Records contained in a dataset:
———
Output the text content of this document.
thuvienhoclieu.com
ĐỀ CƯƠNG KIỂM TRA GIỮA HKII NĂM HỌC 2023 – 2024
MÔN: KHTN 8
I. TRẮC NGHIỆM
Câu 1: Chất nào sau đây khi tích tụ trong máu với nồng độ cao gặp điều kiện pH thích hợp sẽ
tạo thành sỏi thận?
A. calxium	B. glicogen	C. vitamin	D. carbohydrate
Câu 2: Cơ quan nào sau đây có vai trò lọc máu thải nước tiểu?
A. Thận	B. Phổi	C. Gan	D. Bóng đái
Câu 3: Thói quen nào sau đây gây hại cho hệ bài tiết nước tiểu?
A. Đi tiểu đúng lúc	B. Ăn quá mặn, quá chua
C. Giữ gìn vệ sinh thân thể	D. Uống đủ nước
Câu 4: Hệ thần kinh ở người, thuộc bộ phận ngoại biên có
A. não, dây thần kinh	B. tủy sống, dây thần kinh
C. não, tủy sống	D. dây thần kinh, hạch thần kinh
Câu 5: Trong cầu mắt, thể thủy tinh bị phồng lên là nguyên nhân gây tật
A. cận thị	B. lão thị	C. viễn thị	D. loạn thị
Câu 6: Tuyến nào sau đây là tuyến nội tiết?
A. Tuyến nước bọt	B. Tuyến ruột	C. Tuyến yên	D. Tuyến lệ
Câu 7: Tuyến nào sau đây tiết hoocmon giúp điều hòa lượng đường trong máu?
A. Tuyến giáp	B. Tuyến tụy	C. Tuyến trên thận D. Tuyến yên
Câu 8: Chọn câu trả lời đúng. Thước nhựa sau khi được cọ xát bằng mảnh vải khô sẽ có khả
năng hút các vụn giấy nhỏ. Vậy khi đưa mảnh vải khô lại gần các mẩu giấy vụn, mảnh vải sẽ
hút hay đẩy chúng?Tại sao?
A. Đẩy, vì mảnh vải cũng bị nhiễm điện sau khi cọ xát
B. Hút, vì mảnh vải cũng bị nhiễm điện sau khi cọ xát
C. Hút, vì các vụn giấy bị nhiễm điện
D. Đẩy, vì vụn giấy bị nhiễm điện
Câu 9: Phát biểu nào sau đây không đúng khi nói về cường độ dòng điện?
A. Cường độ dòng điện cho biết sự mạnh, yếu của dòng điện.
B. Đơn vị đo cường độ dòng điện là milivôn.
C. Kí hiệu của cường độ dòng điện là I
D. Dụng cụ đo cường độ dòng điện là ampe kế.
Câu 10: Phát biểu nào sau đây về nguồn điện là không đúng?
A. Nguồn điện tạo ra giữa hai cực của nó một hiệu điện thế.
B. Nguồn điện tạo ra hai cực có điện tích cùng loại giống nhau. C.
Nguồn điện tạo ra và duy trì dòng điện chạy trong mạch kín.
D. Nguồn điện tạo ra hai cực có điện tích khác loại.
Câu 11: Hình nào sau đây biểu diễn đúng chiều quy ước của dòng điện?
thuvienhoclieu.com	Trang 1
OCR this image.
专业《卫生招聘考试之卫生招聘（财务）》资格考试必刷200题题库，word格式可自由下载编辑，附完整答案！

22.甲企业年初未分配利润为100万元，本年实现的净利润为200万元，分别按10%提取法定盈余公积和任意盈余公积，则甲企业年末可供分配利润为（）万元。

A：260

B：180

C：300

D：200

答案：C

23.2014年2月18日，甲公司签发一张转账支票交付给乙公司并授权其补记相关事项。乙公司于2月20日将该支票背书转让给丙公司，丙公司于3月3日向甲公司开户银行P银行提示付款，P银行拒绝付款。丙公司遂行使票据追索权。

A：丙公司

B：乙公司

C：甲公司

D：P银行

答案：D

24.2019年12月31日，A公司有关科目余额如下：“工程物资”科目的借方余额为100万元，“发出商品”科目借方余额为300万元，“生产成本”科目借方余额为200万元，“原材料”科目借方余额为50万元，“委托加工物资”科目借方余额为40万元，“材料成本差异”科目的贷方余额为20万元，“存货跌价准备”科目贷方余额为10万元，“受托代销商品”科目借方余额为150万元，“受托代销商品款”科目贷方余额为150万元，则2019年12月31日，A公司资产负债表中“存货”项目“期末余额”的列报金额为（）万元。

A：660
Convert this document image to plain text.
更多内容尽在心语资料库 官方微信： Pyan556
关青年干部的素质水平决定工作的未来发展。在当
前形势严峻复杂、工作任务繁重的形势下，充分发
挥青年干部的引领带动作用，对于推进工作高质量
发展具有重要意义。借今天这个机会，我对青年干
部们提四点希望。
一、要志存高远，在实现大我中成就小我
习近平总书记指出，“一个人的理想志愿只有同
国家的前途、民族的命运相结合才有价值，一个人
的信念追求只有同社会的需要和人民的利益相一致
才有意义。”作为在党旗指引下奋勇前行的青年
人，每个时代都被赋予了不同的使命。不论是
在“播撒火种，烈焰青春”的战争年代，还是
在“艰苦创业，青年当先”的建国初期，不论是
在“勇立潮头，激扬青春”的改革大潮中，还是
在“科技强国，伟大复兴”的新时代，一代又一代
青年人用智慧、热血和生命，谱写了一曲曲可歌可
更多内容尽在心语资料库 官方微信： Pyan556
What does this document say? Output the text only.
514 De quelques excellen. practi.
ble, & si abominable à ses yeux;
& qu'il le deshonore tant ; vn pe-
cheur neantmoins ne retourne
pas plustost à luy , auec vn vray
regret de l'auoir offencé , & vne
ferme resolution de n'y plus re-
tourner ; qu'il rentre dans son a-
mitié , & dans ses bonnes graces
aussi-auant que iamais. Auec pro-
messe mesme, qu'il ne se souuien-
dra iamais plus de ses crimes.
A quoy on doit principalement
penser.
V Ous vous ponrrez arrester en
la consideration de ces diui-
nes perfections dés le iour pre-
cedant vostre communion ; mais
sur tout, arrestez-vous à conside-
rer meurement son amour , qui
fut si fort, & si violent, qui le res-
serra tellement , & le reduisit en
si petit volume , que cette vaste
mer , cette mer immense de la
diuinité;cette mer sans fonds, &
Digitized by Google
———
Take the listing above and set it down exactly.

Output the text content of this document.
thuvienhoclieu.com
ĐỀ CƯƠNG KIỂM TRA GIỮA HKII NĂM HỌC 2023 – 2024
MÔN: KHTN 8
I. TRẮC NGHIỆM
Câu 1: Chất nào sau đây khi tích tụ trong máu với nồng độ cao gặp điều kiện pH thích hợp sẽ
tạo thành sỏi thận?
A. calxium	B. glicogen	C. vitamin	D. carbohydrate
Câu 2: Cơ quan nào sau đây có vai trò lọc máu thải nước tiểu?
A. Thận	B. Phổi	C. Gan	D. Bóng đái
Câu 3: Thói quen nào sau đây gây hại cho hệ bài tiết nước tiểu?
A. Đi tiểu đúng lúc	B. Ăn quá mặn, quá chua
C. Giữ gìn vệ sinh thân thể	D. Uống đủ nước
Câu 4: Hệ thần kinh ở người, thuộc bộ phận ngoại biên có
A. não, dây thần kinh	B. tủy sống, dây thần kinh
C. não, tủy sống	D. dây thần kinh, hạch thần kinh
Câu 5: Trong cầu mắt, thể thủy tinh bị phồng lên là nguyên nhân gây tật
A. cận thị	B. lão thị	C. viễn thị	D. loạn thị
Câu 6: Tuyến nào sau đây là tuyến nội tiết?
A. Tuyến nước bọt	B. Tuyến ruột	C. Tuyến yên	D. Tuyến lệ
Câu 7: Tuyến nào sau đây tiết hoocmon giúp điều hòa lượng đường trong máu?
A. Tuyến giáp	B. Tuyến tụy	C. Tuyến trên thận D. Tuyến yên
Câu 8: Chọn câu trả lời đúng. Thước nhựa sau khi được cọ xát bằng mảnh vải khô sẽ có khả
năng hút các vụn giấy nhỏ. Vậy khi đưa mảnh vải khô lại gần các mẩu giấy vụn, mảnh vải sẽ
hút hay đẩy chúng?Tại sao?
A. Đẩy, vì mảnh vải cũng bị nhiễm điện sau khi cọ xát
B. Hút, vì mảnh vải cũng bị nhiễm điện sau khi cọ xát
C. Hút, vì các vụn giấy bị nhiễm điện
D. Đẩy, vì vụn giấy bị nhiễm điện
Câu 9: Phát biểu nào sau đây không đúng khi nói về cường độ dòng điện?
A. Cường độ dòng điện cho biết sự mạnh, yếu của dòng điện.
B. Đơn vị đo cường độ dòng điện là milivôn.
C. Kí hiệu của cường độ dòng điện là I
D. Dụng cụ đo cường độ dòng điện là ampe kế.
Câu 10: Phát biểu nào sau đây về nguồn điện là không đúng?
A. Nguồn điện tạo ra giữa hai cực của nó một hiệu điện thế.
B. Nguồn điện tạo ra hai cực có điện tích cùng loại giống nhau. C.
Nguồn điện tạo ra và duy trì dòng điện chạy trong mạch kín.
D. Nguồn điện tạo ra hai cực có điện tích khác loại.
Câu 11: Hình nào sau đây biểu diễn đúng chiều quy ước của dòng điện?
thuvienhoclieu.com	Trang 1
OCR this image.
专业《卫生招聘考试之卫生招聘（财务）》资格考试必刷200题题库，word格式可自由下载编辑，附完整答案！

22.甲企业年初未分配利润为100万元，本年实现的净利润为200万元，分别按10%提取法定盈余公积和任意盈余公积，则甲企业年末可供分配利润为（）万元。

A：260

B：180

C：300

D：200

答案：C

23.2014年2月18日，甲公司签发一张转账支票交付给乙公司并授权其补记相关事项。乙公司于2月20日将该支票背书转让给丙公司，丙公司于3月3日向甲公司开户银行P银行提示付款，P银行拒绝付款。丙公司遂行使票据追索权。

A：丙公司

B：乙公司

C：甲公司

D：P银行

答案：D

24.2019年12月31日，A公司有关科目余额如下：“工程物资”科目的借方余额为100万元，“发出商品”科目借方余额为300万元，“生产成本”科目借方余额为200万元，“原材料”科目借方余额为50万元，“委托加工物资”科目借方余额为40万元，“材料成本差异”科目的贷方余额为20万元，“存货跌价准备”科目贷方余额为10万元，“受托代销商品”科目借方余额为150万元，“受托代销商品款”科目贷方余额为150万元，则2019年12月31日，A公司资产负债表中“存货”项目“期末余额”的列报金额为（）万元。

A：660
Convert this document image to plain text.
更多内容尽在心语资料库 官方微信： Pyan556
关青年干部的素质水平决定工作的未来发展。在当
前形势严峻复杂、工作任务繁重的形势下，充分发
挥青年干部的引领带动作用，对于推进工作高质量
发展具有重要意义。借今天这个机会，我对青年干
部们提四点希望。
一、要志存高远，在实现大我中成就小我
习近平总书记指出，“一个人的理想志愿只有同
国家的前途、民族的命运相结合才有价值，一个人
的信念追求只有同社会的需要和人民的利益相一致
才有意义。”作为在党旗指引下奋勇前行的青年
人，每个时代都被赋予了不同的使命。不论是
在“播撒火种，烈焰青春”的战争年代，还是
在“艰苦创业，青年当先”的建国初期，不论是
在“勇立潮头，激扬青春”的改革大潮中，还是
在“科技强国，伟大复兴”的新时代，一代又一代
青年人用智慧、热血和生命，谱写了一曲曲可歌可
更多内容尽在心语资料库 官方微信： Pyan556
What does this document say? Output the text only.
514 De quelques excellen. practi.
ble, & si abominable à ses yeux;
& qu'il le deshonore tant ; vn pe-
cheur neantmoins ne retourne
pas plustost à luy , auec vn vray
regret de l'auoir offencé , & vne
ferme resolution de n'y plus re-
tourner ; qu'il rentre dans son a-
mitié , & dans ses bonnes graces
aussi-auant que iamais. Auec pro-
messe mesme, qu'il ne se souuien-
dra iamais plus de ses crimes.
A quoy on doit principalement
penser.
V Ous vous ponrrez arrester en
la consideration de ces diui-
nes perfections dés le iour pre-
cedant vostre communion ; mais
sur tout, arrestez-vous à conside-
rer meurement son amour , qui
fut si fort, & si violent, qui le res-
serra tellement , & le reduisit en
si petit volume , que cette vaste
mer , cette mer immense de la
diuinité;cette mer sans fonds, &
Digitized by Google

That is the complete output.